> **AIM**:
Your task is to copy every line of the records below that contains "this".

> **DATA RECORDS**:

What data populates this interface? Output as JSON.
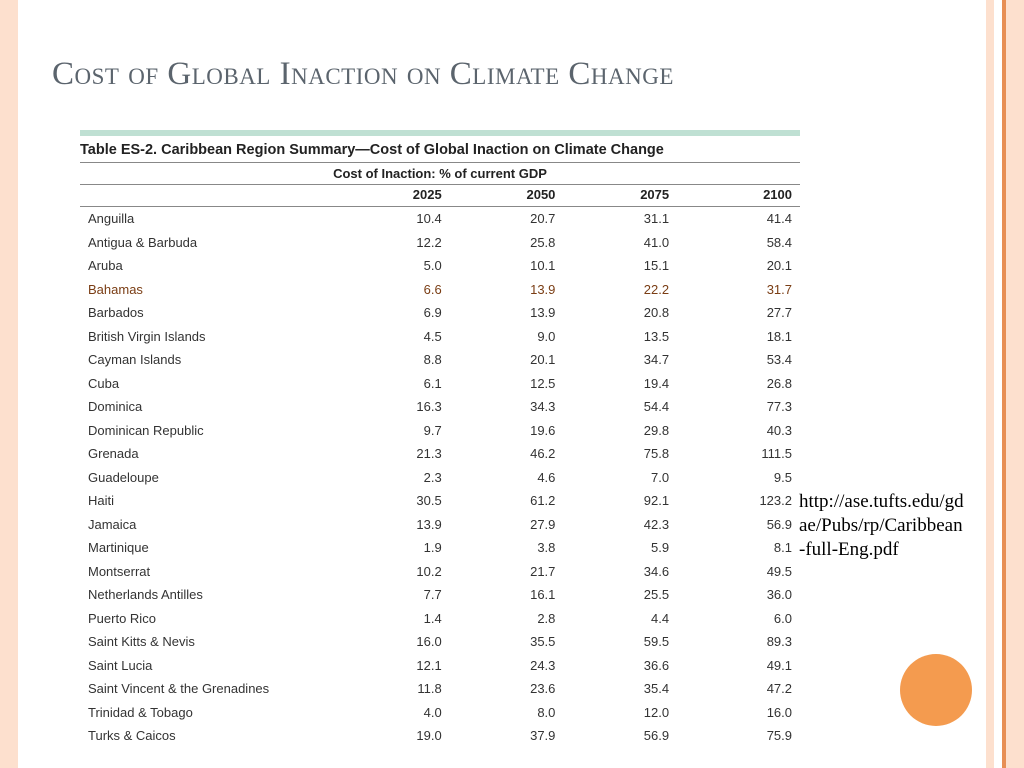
{
  "slide": {
    "title": "Cost of Global Inaction on Climate Change",
    "title_color": "#5b646d",
    "title_fontsize": 33,
    "source_url": "http://ase.tufts.edu/gdae/Pubs/rp/Caribbean-full-Eng.pdf",
    "accent_circle_color": "#f49b4f",
    "border_color": "#fde0ce",
    "stripe_color": "#e78f55"
  },
  "table": {
    "type": "table",
    "caption": "Table ES-2.  Caribbean Region Summary—Cost of Global Inaction on Climate Change",
    "subheading": "Cost of Inaction: % of current GDP",
    "columns": [
      "",
      "2025",
      "2050",
      "2075",
      "2100"
    ],
    "highlight_row_index": 3,
    "highlight_bg": "#f5b98b",
    "highlight_border": "#d06a2a",
    "green_bar_color": "#bfe0d3",
    "font_size": 13,
    "header_font_weight": "bold",
    "rows": [
      {
        "name": "Anguilla",
        "v": [
          "10.4",
          "20.7",
          "31.1",
          "41.4"
        ]
      },
      {
        "name": "Antigua & Barbuda",
        "v": [
          "12.2",
          "25.8",
          "41.0",
          "58.4"
        ]
      },
      {
        "name": "Aruba",
        "v": [
          "5.0",
          "10.1",
          "15.1",
          "20.1"
        ]
      },
      {
        "name": "Bahamas",
        "v": [
          "6.6",
          "13.9",
          "22.2",
          "31.7"
        ]
      },
      {
        "name": "Barbados",
        "v": [
          "6.9",
          "13.9",
          "20.8",
          "27.7"
        ]
      },
      {
        "name": "British Virgin Islands",
        "v": [
          "4.5",
          "9.0",
          "13.5",
          "18.1"
        ]
      },
      {
        "name": "Cayman Islands",
        "v": [
          "8.8",
          "20.1",
          "34.7",
          "53.4"
        ]
      },
      {
        "name": "Cuba",
        "v": [
          "6.1",
          "12.5",
          "19.4",
          "26.8"
        ]
      },
      {
        "name": "Dominica",
        "v": [
          "16.3",
          "34.3",
          "54.4",
          "77.3"
        ]
      },
      {
        "name": "Dominican Republic",
        "v": [
          "9.7",
          "19.6",
          "29.8",
          "40.3"
        ]
      },
      {
        "name": "Grenada",
        "v": [
          "21.3",
          "46.2",
          "75.8",
          "111.5"
        ]
      },
      {
        "name": "Guadeloupe",
        "v": [
          "2.3",
          "4.6",
          "7.0",
          "9.5"
        ]
      },
      {
        "name": "Haiti",
        "v": [
          "30.5",
          "61.2",
          "92.1",
          "123.2"
        ]
      },
      {
        "name": "Jamaica",
        "v": [
          "13.9",
          "27.9",
          "42.3",
          "56.9"
        ]
      },
      {
        "name": "Martinique",
        "v": [
          "1.9",
          "3.8",
          "5.9",
          "8.1"
        ]
      },
      {
        "name": "Montserrat",
        "v": [
          "10.2",
          "21.7",
          "34.6",
          "49.5"
        ]
      },
      {
        "name": "Netherlands Antilles",
        "v": [
          "7.7",
          "16.1",
          "25.5",
          "36.0"
        ]
      },
      {
        "name": "Puerto Rico",
        "v": [
          "1.4",
          "2.8",
          "4.4",
          "6.0"
        ]
      },
      {
        "name": "Saint Kitts & Nevis",
        "v": [
          "16.0",
          "35.5",
          "59.5",
          "89.3"
        ]
      },
      {
        "name": "Saint Lucia",
        "v": [
          "12.1",
          "24.3",
          "36.6",
          "49.1"
        ]
      },
      {
        "name": "Saint Vincent & the Grenadines",
        "v": [
          "11.8",
          "23.6",
          "35.4",
          "47.2"
        ]
      },
      {
        "name": "Trinidad & Tobago",
        "v": [
          "4.0",
          "8.0",
          "12.0",
          "16.0"
        ]
      },
      {
        "name": "Turks & Caicos",
        "v": [
          "19.0",
          "37.9",
          "56.9",
          "75.9"
        ]
      }
    ]
  }
}
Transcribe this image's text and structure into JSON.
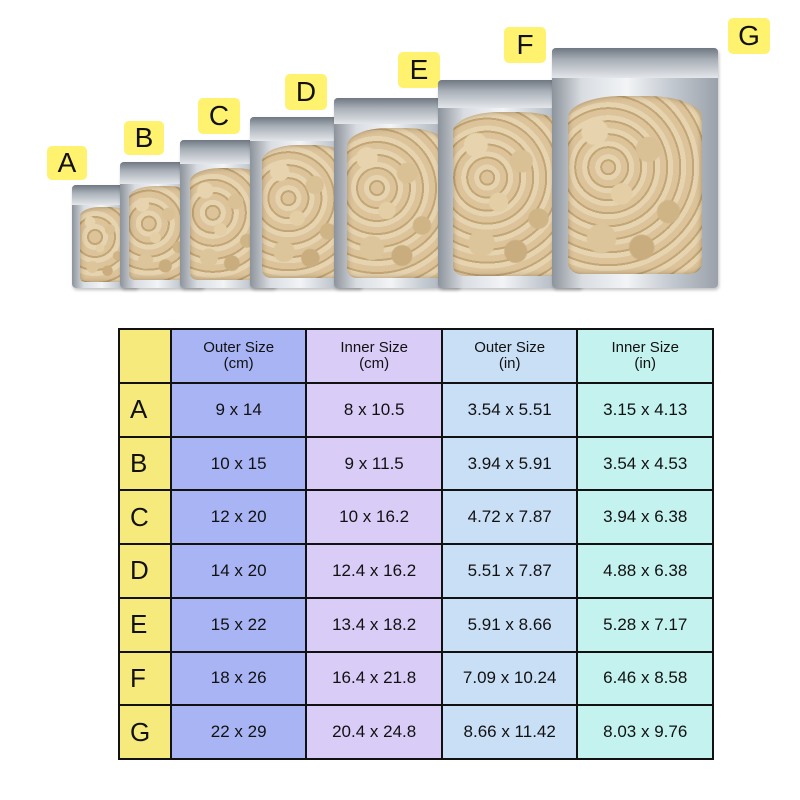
{
  "bags": [
    {
      "label": "A"
    },
    {
      "label": "B"
    },
    {
      "label": "C"
    },
    {
      "label": "D"
    },
    {
      "label": "E"
    },
    {
      "label": "F"
    },
    {
      "label": "G"
    }
  ],
  "table": {
    "headers": [
      {
        "line1": "",
        "line2": ""
      },
      {
        "line1": "Outer Size",
        "line2": "(cm)"
      },
      {
        "line1": "Inner Size",
        "line2": "(cm)"
      },
      {
        "line1": "Outer Size",
        "line2": "(in)"
      },
      {
        "line1": "Inner Size",
        "line2": "(in)"
      }
    ],
    "rows": [
      {
        "label": "A",
        "outer_cm": "9 x 14",
        "inner_cm": "8 x 10.5",
        "outer_in": "3.54 x 5.51",
        "inner_in": "3.15 x 4.13"
      },
      {
        "label": "B",
        "outer_cm": "10 x 15",
        "inner_cm": "9 x 11.5",
        "outer_in": "3.94 x 5.91",
        "inner_in": "3.54 x 4.53"
      },
      {
        "label": "C",
        "outer_cm": "12 x 20",
        "inner_cm": "10 x 16.2",
        "outer_in": "4.72 x 7.87",
        "inner_in": "3.94 x 6.38"
      },
      {
        "label": "D",
        "outer_cm": "14 x 20",
        "inner_cm": "12.4 x 16.2",
        "outer_in": "5.51 x 7.87",
        "inner_in": "4.88 x 6.38"
      },
      {
        "label": "E",
        "outer_cm": "15 x 22",
        "inner_cm": "13.4 x 18.2",
        "outer_in": "5.91 x 8.66",
        "inner_in": "5.28 x 7.17"
      },
      {
        "label": "F",
        "outer_cm": "18 x 26",
        "inner_cm": "16.4 x 21.8",
        "outer_in": "7.09 x 10.24",
        "inner_in": "6.46 x 8.58"
      },
      {
        "label": "G",
        "outer_cm": "22 x 29",
        "inner_cm": "20.4 x 24.8",
        "outer_in": "8.66 x 11.42",
        "inner_in": "8.03 x 9.76"
      }
    ]
  },
  "colors": {
    "label_yellow": "#fff26e",
    "letter_column": "#f6ea7c",
    "outer_cm_column": "#a9b4f5",
    "inner_cm_column": "#d9ccf6",
    "outer_in_column": "#c9dff6",
    "inner_in_column": "#c3f2ef"
  }
}
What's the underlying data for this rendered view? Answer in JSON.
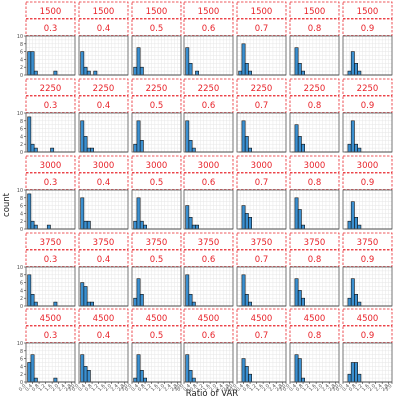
{
  "chart_data": {
    "type": "bar",
    "subtype": "faceted histogram",
    "xlabel": "Ratio of VAR",
    "ylabel": "count",
    "xlim": [
      0.0,
      3.0
    ],
    "ylim": [
      0,
      10
    ],
    "x_ticks": [
      "0.0",
      "0.4",
      "0.8",
      "1.2",
      "1.6",
      "2.0",
      "2.4",
      "2.8",
      "3.0"
    ],
    "y_ticks": [
      "0",
      "2",
      "4",
      "6",
      "8",
      "10"
    ],
    "bin_width": 0.2,
    "bin_starts": [
      0.1,
      0.3,
      0.5,
      0.7,
      0.9,
      1.1,
      1.3,
      1.5,
      1.7,
      1.9
    ],
    "row_facets": [
      "1500",
      "2250",
      "3000",
      "3750",
      "4500"
    ],
    "col_facets": [
      "0.3",
      "0.4",
      "0.5",
      "0.6",
      "0.7",
      "0.8",
      "0.9"
    ],
    "grid": true,
    "colors": {
      "bar_fill": "#3a8fd0",
      "bar_edge": "#111111",
      "strip_text": "#e8232a",
      "strip_border": "#e8232a",
      "panel_border": "#555555",
      "grid": "#e6e6e6"
    },
    "panels": [
      [
        {
          "row": "1500",
          "col": "0.3",
          "counts": [
            6,
            6,
            1,
            0,
            0,
            0,
            0,
            0,
            1,
            0
          ]
        },
        {
          "row": "1500",
          "col": "0.4",
          "counts": [
            6,
            2,
            1,
            0,
            1,
            0,
            0,
            0,
            0,
            0
          ]
        },
        {
          "row": "1500",
          "col": "0.5",
          "counts": [
            2,
            7,
            2,
            0,
            0,
            0,
            0,
            0,
            0,
            0
          ]
        },
        {
          "row": "1500",
          "col": "0.6",
          "counts": [
            7,
            3,
            0,
            1,
            0,
            0,
            0,
            0,
            0,
            0
          ]
        },
        {
          "row": "1500",
          "col": "0.7",
          "counts": [
            1,
            8,
            3,
            1,
            0,
            0,
            0,
            0,
            0,
            0
          ]
        },
        {
          "row": "1500",
          "col": "0.8",
          "counts": [
            0,
            7,
            3,
            1,
            0,
            0,
            0,
            0,
            0,
            0
          ]
        },
        {
          "row": "1500",
          "col": "0.9",
          "counts": [
            0,
            1,
            6,
            3,
            1,
            0,
            0,
            0,
            0,
            0
          ]
        }
      ],
      [
        {
          "row": "2250",
          "col": "0.3",
          "counts": [
            9,
            2,
            1,
            0,
            0,
            0,
            0,
            1,
            0,
            0
          ]
        },
        {
          "row": "2250",
          "col": "0.4",
          "counts": [
            8,
            4,
            1,
            1,
            0,
            0,
            0,
            0,
            0,
            0
          ]
        },
        {
          "row": "2250",
          "col": "0.5",
          "counts": [
            2,
            8,
            3,
            0,
            0,
            0,
            0,
            0,
            0,
            0
          ]
        },
        {
          "row": "2250",
          "col": "0.6",
          "counts": [
            8,
            3,
            1,
            0,
            0,
            0,
            0,
            0,
            0,
            0
          ]
        },
        {
          "row": "2250",
          "col": "0.7",
          "counts": [
            0,
            8,
            4,
            1,
            0,
            0,
            0,
            0,
            0,
            0
          ]
        },
        {
          "row": "2250",
          "col": "0.8",
          "counts": [
            0,
            7,
            4,
            2,
            0,
            0,
            0,
            0,
            0,
            0
          ]
        },
        {
          "row": "2250",
          "col": "0.9",
          "counts": [
            0,
            2,
            8,
            2,
            1,
            0,
            0,
            0,
            0,
            0
          ]
        }
      ],
      [
        {
          "row": "3000",
          "col": "0.3",
          "counts": [
            9,
            2,
            1,
            0,
            0,
            0,
            1,
            0,
            0,
            0
          ]
        },
        {
          "row": "3000",
          "col": "0.4",
          "counts": [
            8,
            2,
            2,
            0,
            0,
            0,
            0,
            0,
            0,
            0
          ]
        },
        {
          "row": "3000",
          "col": "0.5",
          "counts": [
            2,
            8,
            2,
            1,
            0,
            0,
            0,
            0,
            0,
            0
          ]
        },
        {
          "row": "3000",
          "col": "0.6",
          "counts": [
            6,
            3,
            1,
            1,
            0,
            0,
            0,
            0,
            0,
            0
          ]
        },
        {
          "row": "3000",
          "col": "0.7",
          "counts": [
            0,
            6,
            4,
            3,
            0,
            0,
            0,
            0,
            0,
            0
          ]
        },
        {
          "row": "3000",
          "col": "0.8",
          "counts": [
            0,
            8,
            5,
            1,
            0,
            0,
            0,
            0,
            0,
            0
          ]
        },
        {
          "row": "3000",
          "col": "0.9",
          "counts": [
            0,
            2,
            7,
            3,
            1,
            0,
            0,
            0,
            0,
            0
          ]
        }
      ],
      [
        {
          "row": "3750",
          "col": "0.3",
          "counts": [
            8,
            3,
            1,
            0,
            0,
            0,
            0,
            0,
            1,
            0
          ]
        },
        {
          "row": "3750",
          "col": "0.4",
          "counts": [
            6,
            5,
            1,
            1,
            0,
            0,
            0,
            0,
            0,
            0
          ]
        },
        {
          "row": "3750",
          "col": "0.5",
          "counts": [
            2,
            7,
            3,
            0,
            0,
            0,
            0,
            0,
            0,
            0
          ]
        },
        {
          "row": "3750",
          "col": "0.6",
          "counts": [
            8,
            3,
            1,
            0,
            0,
            0,
            0,
            0,
            0,
            0
          ]
        },
        {
          "row": "3750",
          "col": "0.7",
          "counts": [
            0,
            8,
            3,
            1,
            0,
            0,
            0,
            0,
            0,
            0
          ]
        },
        {
          "row": "3750",
          "col": "0.8",
          "counts": [
            0,
            7,
            4,
            2,
            0,
            0,
            0,
            0,
            0,
            0
          ]
        },
        {
          "row": "3750",
          "col": "0.9",
          "counts": [
            0,
            2,
            7,
            3,
            1,
            0,
            0,
            0,
            0,
            0
          ]
        }
      ],
      [
        {
          "row": "4500",
          "col": "0.3",
          "counts": [
            5,
            7,
            1,
            0,
            0,
            0,
            0,
            0,
            1,
            0
          ]
        },
        {
          "row": "4500",
          "col": "0.4",
          "counts": [
            7,
            4,
            3,
            0,
            0,
            0,
            0,
            0,
            0,
            0
          ]
        },
        {
          "row": "4500",
          "col": "0.5",
          "counts": [
            1,
            7,
            3,
            1,
            0,
            0,
            0,
            0,
            0,
            0
          ]
        },
        {
          "row": "4500",
          "col": "0.6",
          "counts": [
            7,
            3,
            1,
            0,
            0,
            0,
            0,
            0,
            0,
            0
          ]
        },
        {
          "row": "4500",
          "col": "0.7",
          "counts": [
            0,
            6,
            4,
            2,
            0,
            0,
            0,
            0,
            0,
            0
          ]
        },
        {
          "row": "4500",
          "col": "0.8",
          "counts": [
            0,
            7,
            6,
            1,
            0,
            0,
            0,
            0,
            0,
            0
          ]
        },
        {
          "row": "4500",
          "col": "0.9",
          "counts": [
            0,
            2,
            5,
            5,
            2,
            0,
            0,
            0,
            0,
            0
          ]
        }
      ]
    ]
  }
}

> **PROBLEM SOLUTION**:
What data populates this interface? Output as JSON.
Transcribe this image's text and structure into JSON.
What's the underlying data for this rendered view? Answer in JSON.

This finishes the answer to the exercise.